(Stored data entries)
-- start --

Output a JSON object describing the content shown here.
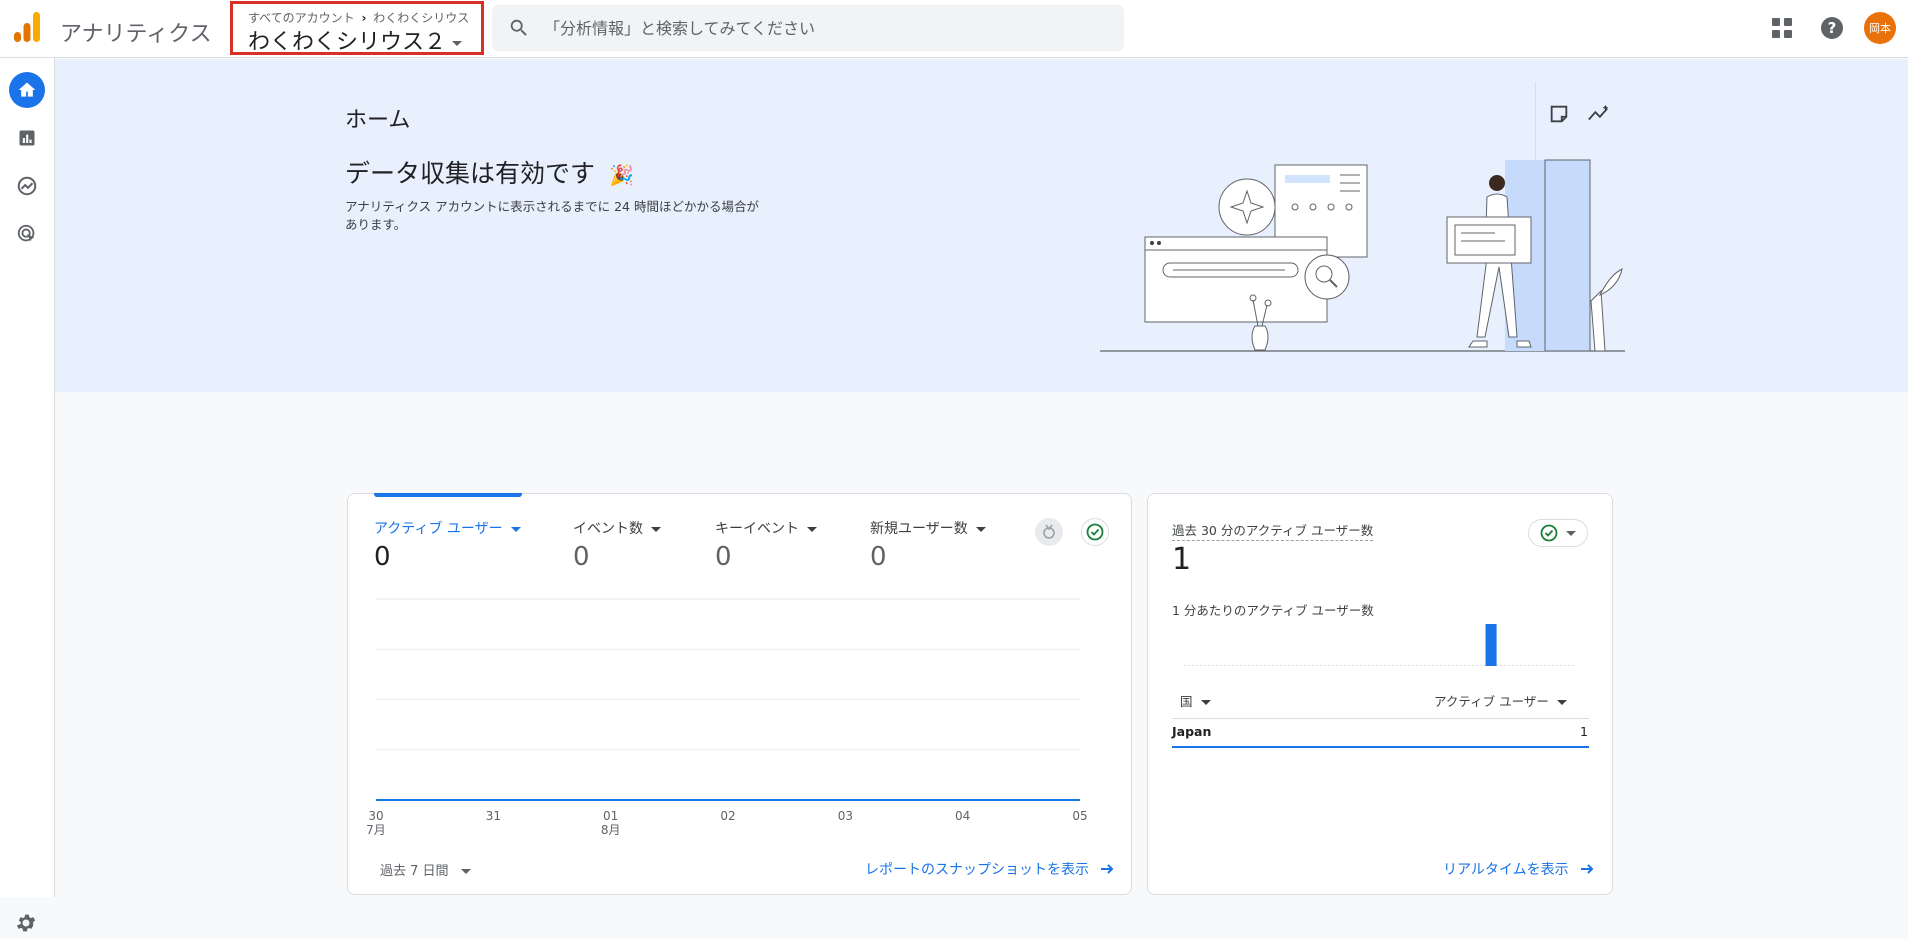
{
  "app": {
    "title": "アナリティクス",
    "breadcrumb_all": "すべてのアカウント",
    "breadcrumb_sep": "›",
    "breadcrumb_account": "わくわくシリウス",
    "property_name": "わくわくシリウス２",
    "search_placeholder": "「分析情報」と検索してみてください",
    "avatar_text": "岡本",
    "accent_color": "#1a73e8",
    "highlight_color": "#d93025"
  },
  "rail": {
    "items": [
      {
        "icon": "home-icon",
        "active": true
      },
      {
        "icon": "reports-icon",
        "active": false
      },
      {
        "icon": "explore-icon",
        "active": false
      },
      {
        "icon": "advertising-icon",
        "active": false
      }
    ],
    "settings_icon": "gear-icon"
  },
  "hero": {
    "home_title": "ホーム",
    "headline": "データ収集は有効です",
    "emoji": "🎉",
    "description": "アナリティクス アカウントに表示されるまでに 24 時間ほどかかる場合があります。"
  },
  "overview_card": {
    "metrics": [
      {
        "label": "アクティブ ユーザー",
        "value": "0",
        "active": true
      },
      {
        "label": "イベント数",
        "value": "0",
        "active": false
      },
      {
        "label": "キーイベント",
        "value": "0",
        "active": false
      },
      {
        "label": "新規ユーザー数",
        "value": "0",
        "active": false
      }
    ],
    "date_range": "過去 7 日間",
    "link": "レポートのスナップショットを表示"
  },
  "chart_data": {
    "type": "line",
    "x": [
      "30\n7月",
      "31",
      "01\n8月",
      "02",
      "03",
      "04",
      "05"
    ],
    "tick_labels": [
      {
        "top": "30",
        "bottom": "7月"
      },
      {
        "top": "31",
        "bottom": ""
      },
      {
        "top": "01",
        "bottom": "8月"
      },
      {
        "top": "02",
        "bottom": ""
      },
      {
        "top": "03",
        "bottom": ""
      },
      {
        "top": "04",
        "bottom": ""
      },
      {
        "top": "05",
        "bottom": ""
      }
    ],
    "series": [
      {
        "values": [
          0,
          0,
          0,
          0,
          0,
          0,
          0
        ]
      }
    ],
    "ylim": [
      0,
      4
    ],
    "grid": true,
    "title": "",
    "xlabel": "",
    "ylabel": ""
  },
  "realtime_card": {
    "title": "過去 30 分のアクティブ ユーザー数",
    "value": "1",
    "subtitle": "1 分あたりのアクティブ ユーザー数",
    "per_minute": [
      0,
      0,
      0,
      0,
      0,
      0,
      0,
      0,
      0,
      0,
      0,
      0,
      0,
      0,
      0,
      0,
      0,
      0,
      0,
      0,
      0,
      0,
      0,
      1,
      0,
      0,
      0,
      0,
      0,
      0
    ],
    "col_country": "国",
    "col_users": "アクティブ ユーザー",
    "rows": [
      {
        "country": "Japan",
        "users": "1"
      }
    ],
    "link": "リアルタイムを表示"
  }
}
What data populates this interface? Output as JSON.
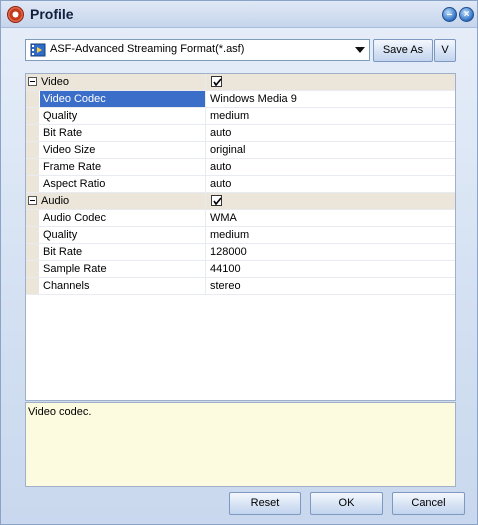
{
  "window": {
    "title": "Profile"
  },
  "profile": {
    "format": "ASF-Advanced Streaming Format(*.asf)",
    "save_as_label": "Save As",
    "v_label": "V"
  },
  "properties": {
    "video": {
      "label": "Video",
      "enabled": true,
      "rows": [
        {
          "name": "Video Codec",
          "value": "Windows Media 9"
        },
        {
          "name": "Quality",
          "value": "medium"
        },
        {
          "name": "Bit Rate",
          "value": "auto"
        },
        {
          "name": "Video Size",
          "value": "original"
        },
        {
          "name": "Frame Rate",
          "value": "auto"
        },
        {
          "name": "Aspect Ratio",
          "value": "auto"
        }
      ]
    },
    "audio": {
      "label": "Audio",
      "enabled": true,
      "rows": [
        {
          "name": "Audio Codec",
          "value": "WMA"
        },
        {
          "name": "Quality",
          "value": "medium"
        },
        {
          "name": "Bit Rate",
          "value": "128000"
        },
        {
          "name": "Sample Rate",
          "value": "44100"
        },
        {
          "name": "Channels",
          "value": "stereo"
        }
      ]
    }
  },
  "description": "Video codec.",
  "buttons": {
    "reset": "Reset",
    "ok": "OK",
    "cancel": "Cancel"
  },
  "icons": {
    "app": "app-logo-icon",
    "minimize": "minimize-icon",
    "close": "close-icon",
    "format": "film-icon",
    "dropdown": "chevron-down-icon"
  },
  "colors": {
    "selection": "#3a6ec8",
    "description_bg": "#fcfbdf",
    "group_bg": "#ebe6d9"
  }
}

-- end --

## Exercise description
All of the lines above should be printed exactly, minus the pictures.

## Output below
Output a JSON object describing the content shown here.
{
  "app": {
    "title": "アナリティクス",
    "breadcrumb_all": "すべてのアカウント",
    "breadcrumb_sep": "›",
    "breadcrumb_account": "わくわくシリウス",
    "property_name": "わくわくシリウス２",
    "search_placeholder": "「分析情報」と検索してみてください",
    "avatar_text": "岡本",
    "accent_color": "#1a73e8",
    "highlight_color": "#d93025"
  },
  "rail": {
    "items": [
      {
        "icon": "home-icon",
        "active": true
      },
      {
        "icon": "reports-icon",
        "active": false
      },
      {
        "icon": "explore-icon",
        "active": false
      },
      {
        "icon": "advertising-icon",
        "active": false
      }
    ],
    "settings_icon": "gear-icon"
  },
  "hero": {
    "home_title": "ホーム",
    "headline": "データ収集は有効です",
    "emoji": "🎉",
    "description": "アナリティクス アカウントに表示されるまでに 24 時間ほどかかる場合があります。"
  },
  "overview_card": {
    "metrics": [
      {
        "label": "アクティブ ユーザー",
        "value": "0",
        "active": true
      },
      {
        "label": "イベント数",
        "value": "0",
        "active": false
      },
      {
        "label": "キーイベント",
        "value": "0",
        "active": false
      },
      {
        "label": "新規ユーザー数",
        "value": "0",
        "active": false
      }
    ],
    "date_range": "過去 7 日間",
    "link": "レポートのスナップショットを表示"
  },
  "chart_data": {
    "type": "line",
    "x": [
      "30\n7月",
      "31",
      "01\n8月",
      "02",
      "03",
      "04",
      "05"
    ],
    "tick_labels": [
      {
        "top": "30",
        "bottom": "7月"
      },
      {
        "top": "31",
        "bottom": ""
      },
      {
        "top": "01",
        "bottom": "8月"
      },
      {
        "top": "02",
        "bottom": ""
      },
      {
        "top": "03",
        "bottom": ""
      },
      {
        "top": "04",
        "bottom": ""
      },
      {
        "top": "05",
        "bottom": ""
      }
    ],
    "series": [
      {
        "values": [
          0,
          0,
          0,
          0,
          0,
          0,
          0
        ]
      }
    ],
    "ylim": [
      0,
      4
    ],
    "grid": true,
    "title": "",
    "xlabel": "",
    "ylabel": ""
  },
  "realtime_card": {
    "title": "過去 30 分のアクティブ ユーザー数",
    "value": "1",
    "subtitle": "1 分あたりのアクティブ ユーザー数",
    "per_minute": [
      0,
      0,
      0,
      0,
      0,
      0,
      0,
      0,
      0,
      0,
      0,
      0,
      0,
      0,
      0,
      0,
      0,
      0,
      0,
      0,
      0,
      0,
      0,
      1,
      0,
      0,
      0,
      0,
      0,
      0
    ],
    "col_country": "国",
    "col_users": "アクティブ ユーザー",
    "rows": [
      {
        "country": "Japan",
        "users": "1"
      }
    ],
    "link": "リアルタイムを表示"
  }
}
What data populates this interface? Output as JSON.
{
  "window": {
    "title": "Profile"
  },
  "profile": {
    "format": "ASF-Advanced Streaming Format(*.asf)",
    "save_as_label": "Save As",
    "v_label": "V"
  },
  "properties": {
    "video": {
      "label": "Video",
      "enabled": true,
      "rows": [
        {
          "name": "Video Codec",
          "value": "Windows Media 9"
        },
        {
          "name": "Quality",
          "value": "medium"
        },
        {
          "name": "Bit Rate",
          "value": "auto"
        },
        {
          "name": "Video Size",
          "value": "original"
        },
        {
          "name": "Frame Rate",
          "value": "auto"
        },
        {
          "name": "Aspect Ratio",
          "value": "auto"
        }
      ]
    },
    "audio": {
      "label": "Audio",
      "enabled": true,
      "rows": [
        {
          "name": "Audio Codec",
          "value": "WMA"
        },
        {
          "name": "Quality",
          "value": "medium"
        },
        {
          "name": "Bit Rate",
          "value": "128000"
        },
        {
          "name": "Sample Rate",
          "value": "44100"
        },
        {
          "name": "Channels",
          "value": "stereo"
        }
      ]
    }
  },
  "description": "Video codec.",
  "buttons": {
    "reset": "Reset",
    "ok": "OK",
    "cancel": "Cancel"
  },
  "icons": {
    "app": "app-logo-icon",
    "minimize": "minimize-icon",
    "close": "close-icon",
    "format": "film-icon",
    "dropdown": "chevron-down-icon"
  },
  "colors": {
    "selection": "#3a6ec8",
    "description_bg": "#fcfbdf",
    "group_bg": "#ebe6d9"
  }
}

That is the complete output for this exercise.